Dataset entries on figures
* * * *

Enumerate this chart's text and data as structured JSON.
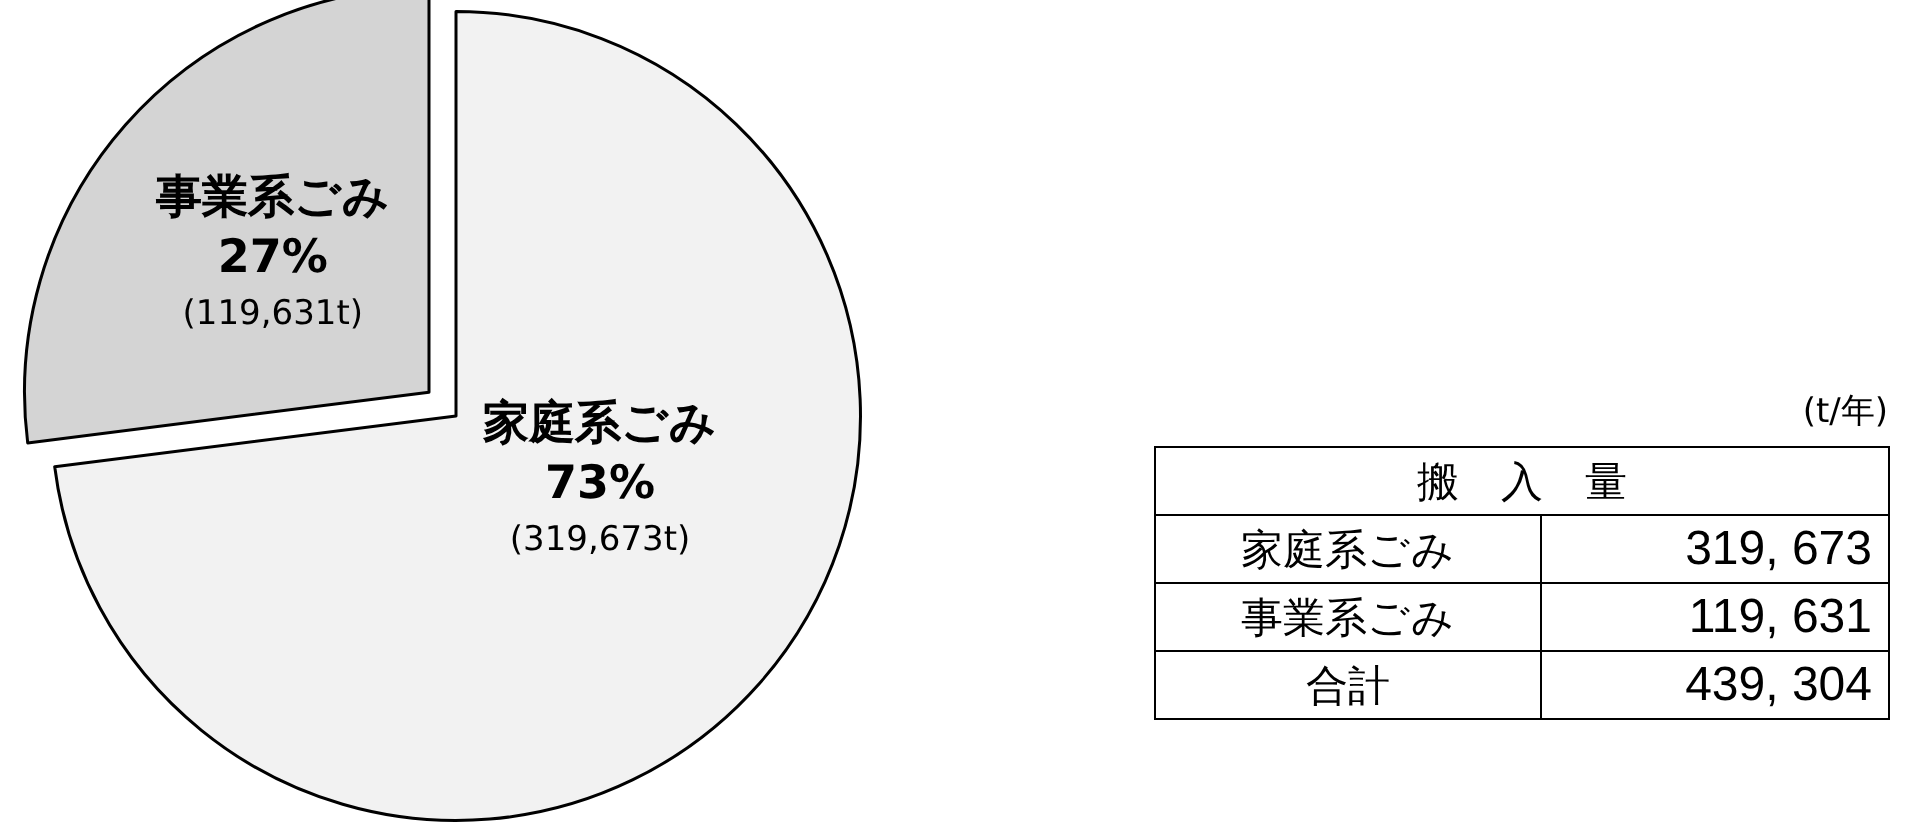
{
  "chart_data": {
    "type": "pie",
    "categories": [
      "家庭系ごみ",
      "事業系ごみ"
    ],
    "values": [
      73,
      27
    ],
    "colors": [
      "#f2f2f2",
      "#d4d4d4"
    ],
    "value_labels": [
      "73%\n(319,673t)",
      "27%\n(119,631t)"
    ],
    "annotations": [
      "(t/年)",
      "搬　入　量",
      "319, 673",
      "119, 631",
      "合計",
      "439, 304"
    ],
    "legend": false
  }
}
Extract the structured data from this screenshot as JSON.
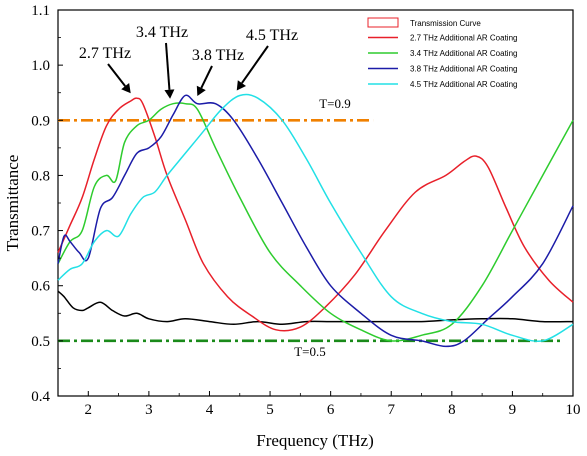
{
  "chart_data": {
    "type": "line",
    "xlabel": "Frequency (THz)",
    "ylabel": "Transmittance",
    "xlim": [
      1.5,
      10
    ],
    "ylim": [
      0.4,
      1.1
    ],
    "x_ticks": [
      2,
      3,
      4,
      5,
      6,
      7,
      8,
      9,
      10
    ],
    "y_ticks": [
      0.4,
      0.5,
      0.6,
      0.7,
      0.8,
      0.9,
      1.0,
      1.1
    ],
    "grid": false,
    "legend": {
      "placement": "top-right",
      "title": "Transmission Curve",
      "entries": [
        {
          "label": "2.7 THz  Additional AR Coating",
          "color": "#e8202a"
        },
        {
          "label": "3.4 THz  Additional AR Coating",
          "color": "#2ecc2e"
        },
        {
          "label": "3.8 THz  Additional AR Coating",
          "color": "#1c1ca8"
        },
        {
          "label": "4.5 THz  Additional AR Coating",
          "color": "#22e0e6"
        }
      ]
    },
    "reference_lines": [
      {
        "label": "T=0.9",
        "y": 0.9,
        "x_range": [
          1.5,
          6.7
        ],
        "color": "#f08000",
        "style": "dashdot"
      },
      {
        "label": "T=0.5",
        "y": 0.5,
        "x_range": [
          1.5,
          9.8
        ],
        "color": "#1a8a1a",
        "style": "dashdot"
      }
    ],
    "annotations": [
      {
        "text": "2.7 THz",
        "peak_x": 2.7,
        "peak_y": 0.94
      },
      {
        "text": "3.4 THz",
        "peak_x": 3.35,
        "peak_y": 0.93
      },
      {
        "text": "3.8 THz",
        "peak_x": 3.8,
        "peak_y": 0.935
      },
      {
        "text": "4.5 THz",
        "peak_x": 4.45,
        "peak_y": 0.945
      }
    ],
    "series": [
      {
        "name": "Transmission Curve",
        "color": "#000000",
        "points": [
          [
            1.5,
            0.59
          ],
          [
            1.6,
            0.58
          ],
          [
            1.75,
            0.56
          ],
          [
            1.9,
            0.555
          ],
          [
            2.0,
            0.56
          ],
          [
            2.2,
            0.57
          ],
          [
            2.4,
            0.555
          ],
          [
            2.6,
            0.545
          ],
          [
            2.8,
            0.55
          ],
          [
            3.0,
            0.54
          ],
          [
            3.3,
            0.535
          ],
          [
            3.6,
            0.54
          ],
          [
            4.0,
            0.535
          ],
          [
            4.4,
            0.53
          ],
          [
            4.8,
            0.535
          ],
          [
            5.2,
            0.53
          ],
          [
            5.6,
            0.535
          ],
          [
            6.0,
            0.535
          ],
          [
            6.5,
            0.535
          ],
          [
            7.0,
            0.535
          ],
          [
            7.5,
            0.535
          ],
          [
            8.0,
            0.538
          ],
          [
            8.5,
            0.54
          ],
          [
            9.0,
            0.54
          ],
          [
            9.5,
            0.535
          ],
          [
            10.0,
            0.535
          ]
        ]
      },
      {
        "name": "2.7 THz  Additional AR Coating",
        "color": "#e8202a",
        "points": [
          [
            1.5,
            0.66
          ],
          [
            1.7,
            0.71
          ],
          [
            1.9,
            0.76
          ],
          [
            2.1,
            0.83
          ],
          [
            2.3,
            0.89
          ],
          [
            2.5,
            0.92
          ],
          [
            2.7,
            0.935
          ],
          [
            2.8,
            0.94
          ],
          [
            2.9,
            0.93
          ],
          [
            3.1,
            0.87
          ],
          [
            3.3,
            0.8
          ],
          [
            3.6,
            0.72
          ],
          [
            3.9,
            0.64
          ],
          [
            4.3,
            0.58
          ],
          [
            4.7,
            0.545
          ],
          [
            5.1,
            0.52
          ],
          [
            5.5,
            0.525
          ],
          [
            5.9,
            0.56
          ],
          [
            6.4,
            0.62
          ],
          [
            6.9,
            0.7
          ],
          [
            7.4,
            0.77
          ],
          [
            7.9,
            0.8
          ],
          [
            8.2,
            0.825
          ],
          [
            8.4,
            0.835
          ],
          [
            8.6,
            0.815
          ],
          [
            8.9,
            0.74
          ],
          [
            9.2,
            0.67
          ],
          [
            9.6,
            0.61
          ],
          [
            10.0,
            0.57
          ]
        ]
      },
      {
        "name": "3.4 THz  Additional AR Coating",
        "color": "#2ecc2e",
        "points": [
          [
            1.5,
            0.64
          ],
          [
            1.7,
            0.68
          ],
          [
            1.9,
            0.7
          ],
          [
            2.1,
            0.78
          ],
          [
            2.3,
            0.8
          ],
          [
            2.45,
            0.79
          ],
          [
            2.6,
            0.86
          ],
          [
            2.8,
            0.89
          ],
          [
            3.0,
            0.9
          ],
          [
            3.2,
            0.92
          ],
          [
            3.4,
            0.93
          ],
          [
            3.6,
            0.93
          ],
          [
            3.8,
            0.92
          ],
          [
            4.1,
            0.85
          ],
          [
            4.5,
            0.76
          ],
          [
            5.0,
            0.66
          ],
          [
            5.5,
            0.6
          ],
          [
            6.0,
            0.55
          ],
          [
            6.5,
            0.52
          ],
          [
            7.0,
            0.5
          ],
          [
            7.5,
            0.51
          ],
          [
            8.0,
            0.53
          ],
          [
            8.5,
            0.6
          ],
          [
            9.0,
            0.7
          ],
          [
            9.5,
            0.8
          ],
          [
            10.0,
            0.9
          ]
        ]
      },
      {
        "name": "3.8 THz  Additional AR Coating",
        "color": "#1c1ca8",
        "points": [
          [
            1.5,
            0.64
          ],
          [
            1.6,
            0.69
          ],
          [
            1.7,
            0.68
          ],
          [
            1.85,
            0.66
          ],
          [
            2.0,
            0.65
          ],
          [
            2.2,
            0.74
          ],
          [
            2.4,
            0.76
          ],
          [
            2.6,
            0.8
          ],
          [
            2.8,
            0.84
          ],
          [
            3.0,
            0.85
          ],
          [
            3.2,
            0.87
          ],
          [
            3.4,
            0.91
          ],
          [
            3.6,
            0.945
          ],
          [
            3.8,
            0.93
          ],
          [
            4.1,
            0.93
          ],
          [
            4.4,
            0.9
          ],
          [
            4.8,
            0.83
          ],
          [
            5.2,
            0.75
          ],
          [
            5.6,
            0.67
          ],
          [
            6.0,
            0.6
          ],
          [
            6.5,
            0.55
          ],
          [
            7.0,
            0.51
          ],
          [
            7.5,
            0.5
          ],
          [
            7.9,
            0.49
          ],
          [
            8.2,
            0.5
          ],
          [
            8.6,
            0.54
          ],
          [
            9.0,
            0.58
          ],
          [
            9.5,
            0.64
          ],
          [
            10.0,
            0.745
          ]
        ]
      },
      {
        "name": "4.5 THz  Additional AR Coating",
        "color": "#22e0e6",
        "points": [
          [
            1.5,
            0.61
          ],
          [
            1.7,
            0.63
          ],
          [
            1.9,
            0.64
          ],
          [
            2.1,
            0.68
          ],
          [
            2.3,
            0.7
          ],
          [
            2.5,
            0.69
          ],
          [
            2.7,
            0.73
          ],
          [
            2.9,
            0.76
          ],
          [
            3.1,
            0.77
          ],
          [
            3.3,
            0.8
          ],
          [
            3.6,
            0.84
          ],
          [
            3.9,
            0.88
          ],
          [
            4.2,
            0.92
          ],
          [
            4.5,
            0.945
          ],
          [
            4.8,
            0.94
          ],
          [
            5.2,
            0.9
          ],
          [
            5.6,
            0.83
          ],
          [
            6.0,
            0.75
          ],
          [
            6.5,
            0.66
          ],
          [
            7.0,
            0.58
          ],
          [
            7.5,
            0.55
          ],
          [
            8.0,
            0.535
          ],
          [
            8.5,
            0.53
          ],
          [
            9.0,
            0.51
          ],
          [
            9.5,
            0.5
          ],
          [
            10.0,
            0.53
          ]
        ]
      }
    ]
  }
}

* * * *

**Given exercise**
Select and copy every line of the listing with the word "structured".

**Written response**
Enumerate this chart's text and data as structured JSON.
Extract the structured data from this screenshot as JSON.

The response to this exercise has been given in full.